* **WHAT NEEDS TO BE DONE**: In the following material, identify every line holding the string "xlabel" and return it.

***** RAW RECORDS

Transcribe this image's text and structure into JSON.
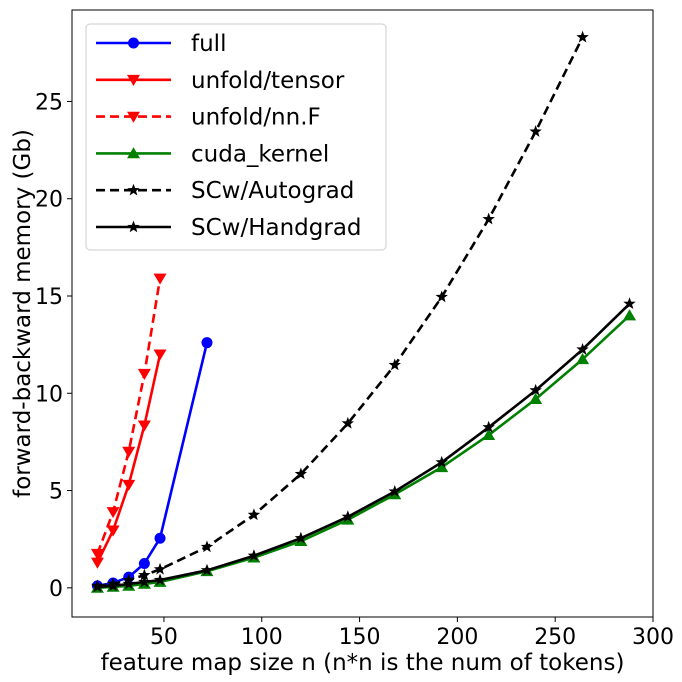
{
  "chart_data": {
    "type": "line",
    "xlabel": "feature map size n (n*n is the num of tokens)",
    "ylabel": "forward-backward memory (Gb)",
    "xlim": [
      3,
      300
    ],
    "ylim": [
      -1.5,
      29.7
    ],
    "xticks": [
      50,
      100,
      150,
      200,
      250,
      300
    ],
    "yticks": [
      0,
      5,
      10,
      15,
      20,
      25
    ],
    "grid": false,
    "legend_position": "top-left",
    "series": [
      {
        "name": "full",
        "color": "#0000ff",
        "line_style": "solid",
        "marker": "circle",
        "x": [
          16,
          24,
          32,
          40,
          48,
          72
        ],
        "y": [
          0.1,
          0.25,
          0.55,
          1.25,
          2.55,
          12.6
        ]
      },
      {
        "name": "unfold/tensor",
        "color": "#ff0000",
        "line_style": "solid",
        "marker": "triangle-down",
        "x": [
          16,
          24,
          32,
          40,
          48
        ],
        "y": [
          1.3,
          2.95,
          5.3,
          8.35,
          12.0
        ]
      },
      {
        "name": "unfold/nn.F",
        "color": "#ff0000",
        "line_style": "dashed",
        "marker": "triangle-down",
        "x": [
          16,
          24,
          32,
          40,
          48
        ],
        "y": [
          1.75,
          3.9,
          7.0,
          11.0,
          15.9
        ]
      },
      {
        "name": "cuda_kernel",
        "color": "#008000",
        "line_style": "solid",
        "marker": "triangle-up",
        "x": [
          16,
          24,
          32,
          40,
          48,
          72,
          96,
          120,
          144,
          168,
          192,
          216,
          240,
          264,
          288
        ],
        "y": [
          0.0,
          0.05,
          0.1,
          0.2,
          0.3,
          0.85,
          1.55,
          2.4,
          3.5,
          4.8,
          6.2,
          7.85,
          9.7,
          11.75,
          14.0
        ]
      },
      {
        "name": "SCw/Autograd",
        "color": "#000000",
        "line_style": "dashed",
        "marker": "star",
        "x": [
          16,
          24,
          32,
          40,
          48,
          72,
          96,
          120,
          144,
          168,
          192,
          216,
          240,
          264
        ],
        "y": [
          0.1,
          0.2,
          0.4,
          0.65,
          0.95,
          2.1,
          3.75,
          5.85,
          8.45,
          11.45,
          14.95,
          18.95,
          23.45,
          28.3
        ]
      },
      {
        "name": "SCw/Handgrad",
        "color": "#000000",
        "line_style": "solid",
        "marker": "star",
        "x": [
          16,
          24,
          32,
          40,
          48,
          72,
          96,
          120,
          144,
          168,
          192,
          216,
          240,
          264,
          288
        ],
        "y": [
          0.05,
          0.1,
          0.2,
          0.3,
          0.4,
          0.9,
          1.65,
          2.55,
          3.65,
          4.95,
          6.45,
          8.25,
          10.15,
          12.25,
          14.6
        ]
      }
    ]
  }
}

**********
***** RAW RECORDS

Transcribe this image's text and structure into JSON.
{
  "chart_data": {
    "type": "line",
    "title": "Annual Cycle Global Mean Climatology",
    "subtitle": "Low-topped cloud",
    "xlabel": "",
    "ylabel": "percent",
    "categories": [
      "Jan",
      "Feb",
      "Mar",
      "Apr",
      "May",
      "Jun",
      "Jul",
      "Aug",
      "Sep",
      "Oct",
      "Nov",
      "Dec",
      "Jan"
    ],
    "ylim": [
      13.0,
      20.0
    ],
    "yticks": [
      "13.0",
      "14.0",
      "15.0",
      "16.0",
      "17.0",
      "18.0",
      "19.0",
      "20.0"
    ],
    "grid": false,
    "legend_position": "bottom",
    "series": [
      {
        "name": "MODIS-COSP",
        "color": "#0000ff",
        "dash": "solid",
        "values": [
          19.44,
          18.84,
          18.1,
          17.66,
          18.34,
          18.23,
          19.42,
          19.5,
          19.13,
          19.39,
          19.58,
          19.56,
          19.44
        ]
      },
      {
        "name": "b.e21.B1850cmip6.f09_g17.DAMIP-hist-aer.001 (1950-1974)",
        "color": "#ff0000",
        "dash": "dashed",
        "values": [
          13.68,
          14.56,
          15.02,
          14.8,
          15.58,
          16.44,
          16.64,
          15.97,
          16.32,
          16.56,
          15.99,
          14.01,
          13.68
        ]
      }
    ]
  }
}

**********

* **RIGHT ANSWER**:
    "xlabel": "feature map size n (n*n is the num of tokens)",
    "xlabel": "",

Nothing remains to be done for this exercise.